__EXERCISE TASK A__
Print the records exactly as they appear, starting at the beginning of the records and ending with the line that contains "column-header: mag auto [437,89,514,108]".

__PASSAGE GIVEN__
>>>>>
Telecom's drop in profit - down by $106 million for the six months to 31 December - was due largely to the interest costs from buying Australian carrier AAPT, she said. Net interest costs were up $69 million - slightly more than double for the same period in 1999.
"But we are beginning to see a positive trend, and margins beginning to grow again in the second quarter of the financial year," she said.
Other factors in the drop were the rise in cost of sales, particularly in areas like mobile, but Ms Gattung said this would improve over the next few months. The company had to move aggressively to attract new mobile users over the past six months as part of the build-up to the launch of its CDMA network later this year.
"We had the largest rise in the number of mobile users in the past three months of 2000 that we have ever had," she said. However, the revenue from those new sales was not coming through in the financial result yet.
While mobile revenue is down $3 million (or $1.1%) and the cost of sales for mobile phones is up 8.4% to $88 million, the company is reaping the benefits elsewhere from the increased use of mobiles. The revenue from calls to cellphones is up $17 million to $149 million. Not only is this an improvement in monetary terms but also the company's gross margin on those calls is up 12.1% to $111 million.
The main growth area continues to be the internet. Revenue rose 15.2% to $37 million and the number of customers at Telecom's internet provider Xtra was up more than a third.
Moreover, those customers at Xtra - which remains New Zealand's largest ISP - are staying online longer. Dial-up hours rose just over two-thirds to 33.1 million and the average customer stayed online 23.1 hours a month - up nearly a third on the same period in 1999.
"The increase in internet revenue has been impacted by the rise of free ISPs," Ms Gattung said. However, that threat was now receding - most companies which had adopted the free internet model had either stopped acquiring new customers or moving back to the pay for access approach.
National call revenue continued its decline - down 8.4% for the six months and 9.1% for the last quarter.
<<<<<
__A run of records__
>>>>>
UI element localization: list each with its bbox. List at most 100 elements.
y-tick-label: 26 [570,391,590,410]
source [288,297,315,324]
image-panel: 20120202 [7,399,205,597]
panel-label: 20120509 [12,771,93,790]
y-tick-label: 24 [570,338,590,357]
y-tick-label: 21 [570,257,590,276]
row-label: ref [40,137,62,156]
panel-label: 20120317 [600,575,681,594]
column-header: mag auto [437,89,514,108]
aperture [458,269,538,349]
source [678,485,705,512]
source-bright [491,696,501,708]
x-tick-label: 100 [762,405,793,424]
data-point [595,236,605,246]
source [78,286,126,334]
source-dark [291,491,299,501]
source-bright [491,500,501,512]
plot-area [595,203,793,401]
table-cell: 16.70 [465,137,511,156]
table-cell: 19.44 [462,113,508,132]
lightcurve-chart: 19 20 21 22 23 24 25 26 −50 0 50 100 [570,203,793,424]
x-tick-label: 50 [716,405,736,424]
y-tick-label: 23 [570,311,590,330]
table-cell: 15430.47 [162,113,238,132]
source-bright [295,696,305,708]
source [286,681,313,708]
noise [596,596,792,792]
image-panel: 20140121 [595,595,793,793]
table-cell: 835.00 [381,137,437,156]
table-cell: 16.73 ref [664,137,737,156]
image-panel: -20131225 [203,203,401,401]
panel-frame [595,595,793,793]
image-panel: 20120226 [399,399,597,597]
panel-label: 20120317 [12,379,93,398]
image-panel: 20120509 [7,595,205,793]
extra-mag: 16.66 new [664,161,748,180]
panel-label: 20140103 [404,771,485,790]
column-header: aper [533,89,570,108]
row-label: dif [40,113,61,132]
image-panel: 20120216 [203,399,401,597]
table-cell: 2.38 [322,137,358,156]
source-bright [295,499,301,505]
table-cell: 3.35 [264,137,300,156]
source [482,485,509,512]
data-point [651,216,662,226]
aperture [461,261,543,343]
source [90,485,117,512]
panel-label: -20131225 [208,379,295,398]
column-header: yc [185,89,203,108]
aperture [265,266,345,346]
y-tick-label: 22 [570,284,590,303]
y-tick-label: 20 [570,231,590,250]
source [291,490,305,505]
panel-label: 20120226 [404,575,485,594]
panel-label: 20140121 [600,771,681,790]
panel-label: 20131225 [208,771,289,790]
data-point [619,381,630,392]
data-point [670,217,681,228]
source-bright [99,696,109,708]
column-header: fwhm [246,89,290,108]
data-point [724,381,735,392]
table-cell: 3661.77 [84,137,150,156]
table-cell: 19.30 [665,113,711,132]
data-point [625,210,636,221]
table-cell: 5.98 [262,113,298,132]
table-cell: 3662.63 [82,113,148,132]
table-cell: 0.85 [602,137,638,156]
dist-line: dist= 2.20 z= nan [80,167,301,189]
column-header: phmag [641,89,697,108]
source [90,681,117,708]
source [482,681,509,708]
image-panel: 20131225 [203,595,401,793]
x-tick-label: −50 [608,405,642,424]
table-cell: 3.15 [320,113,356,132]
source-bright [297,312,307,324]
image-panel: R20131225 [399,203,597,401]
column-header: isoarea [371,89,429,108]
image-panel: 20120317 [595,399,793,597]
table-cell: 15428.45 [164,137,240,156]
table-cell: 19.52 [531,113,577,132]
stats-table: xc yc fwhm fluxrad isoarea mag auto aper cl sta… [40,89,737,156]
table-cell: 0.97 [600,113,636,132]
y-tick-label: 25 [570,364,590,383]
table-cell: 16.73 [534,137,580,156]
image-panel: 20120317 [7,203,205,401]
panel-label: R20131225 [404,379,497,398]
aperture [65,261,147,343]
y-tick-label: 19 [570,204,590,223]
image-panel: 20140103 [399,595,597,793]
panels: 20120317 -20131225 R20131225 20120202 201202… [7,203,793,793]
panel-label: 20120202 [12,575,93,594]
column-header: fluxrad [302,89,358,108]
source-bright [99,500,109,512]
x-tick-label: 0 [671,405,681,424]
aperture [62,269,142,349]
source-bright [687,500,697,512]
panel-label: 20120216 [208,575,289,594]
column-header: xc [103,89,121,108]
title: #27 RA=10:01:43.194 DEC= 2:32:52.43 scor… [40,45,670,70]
<<<<<
__EXERCISE TASK B__
According to the passage on Telecom's half-year results, what mainly caused the drop in profit?

__RESULT A__
UI element localization: list each with its bbox. List at most 100 elements.
y-tick-label: 26 [570,391,590,410]
source [288,297,315,324]
image-panel: 20120202 [7,399,205,597]
panel-label: 20120509 [12,771,93,790]
y-tick-label: 24 [570,338,590,357]
y-tick-label: 21 [570,257,590,276]
row-label: ref [40,137,62,156]
panel-label: 20120317 [600,575,681,594]
column-header: mag auto [437,89,514,108]

__RESULT B__
The drop was due largely to the interest costs from buying the Australian carrier AAPT.